**Directive**
Output the full material exactly as it appears here.

##### Data section

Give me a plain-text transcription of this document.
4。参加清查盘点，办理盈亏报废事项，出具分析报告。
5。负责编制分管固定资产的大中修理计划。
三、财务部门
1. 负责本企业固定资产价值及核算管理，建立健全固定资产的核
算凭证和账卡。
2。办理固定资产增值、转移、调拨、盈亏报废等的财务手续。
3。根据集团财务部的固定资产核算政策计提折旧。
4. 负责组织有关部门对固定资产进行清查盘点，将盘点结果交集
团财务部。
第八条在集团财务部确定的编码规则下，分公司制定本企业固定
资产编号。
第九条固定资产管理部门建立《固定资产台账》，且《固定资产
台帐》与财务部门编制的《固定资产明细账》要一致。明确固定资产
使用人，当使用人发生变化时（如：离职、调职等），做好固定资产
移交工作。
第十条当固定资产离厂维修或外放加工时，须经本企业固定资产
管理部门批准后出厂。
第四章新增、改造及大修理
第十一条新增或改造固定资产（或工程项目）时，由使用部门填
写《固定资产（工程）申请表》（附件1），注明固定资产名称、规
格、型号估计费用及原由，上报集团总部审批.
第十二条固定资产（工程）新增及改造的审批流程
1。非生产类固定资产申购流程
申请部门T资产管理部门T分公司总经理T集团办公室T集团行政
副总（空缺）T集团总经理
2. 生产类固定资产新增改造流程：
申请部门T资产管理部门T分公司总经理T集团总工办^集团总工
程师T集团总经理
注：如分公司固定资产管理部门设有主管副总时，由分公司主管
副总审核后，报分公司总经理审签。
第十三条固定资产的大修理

##########

**Result of this task**
Give me a plain-text transcription of this document.
4。参加清查盘点，办理盈亏报废事项，出具分析报告。
5。负责编制分管固定资产的大中修理计划。
三、财务部门
1. 负责本企业固定资产价值及核算管理，建立健全固定资产的核
算凭证和账卡。
2。办理固定资产增值、转移、调拨、盈亏报废等的财务手续。
3。根据集团财务部的固定资产核算政策计提折旧。
4. 负责组织有关部门对固定资产进行清查盘点，将盘点结果交集
团财务部。
第八条在集团财务部确定的编码规则下，分公司制定本企业固定
资产编号。
第九条固定资产管理部门建立《固定资产台账》，且《固定资产
台帐》与财务部门编制的《固定资产明细账》要一致。明确固定资产
使用人，当使用人发生变化时（如：离职、调职等），做好固定资产
移交工作。
第十条当固定资产离厂维修或外放加工时，须经本企业固定资产
管理部门批准后出厂。
第四章新增、改造及大修理
第十一条新增或改造固定资产（或工程项目）时，由使用部门填
写《固定资产（工程）申请表》（附件1），注明固定资产名称、规
格、型号估计费用及原由，上报集团总部审批.
第十二条固定资产（工程）新增及改造的审批流程
1。非生产类固定资产申购流程
申请部门T资产管理部门T分公司总经理T集团办公室T集团行政
副总（空缺）T集团总经理
2. 生产类固定资产新增改造流程：
申请部门T资产管理部门T分公司总经理T集团总工办^集团总工
程师T集团总经理
注：如分公司固定资产管理部门设有主管副总时，由分公司主管
副总审核后，报分公司总经理审签。
第十三条固定资产的大修理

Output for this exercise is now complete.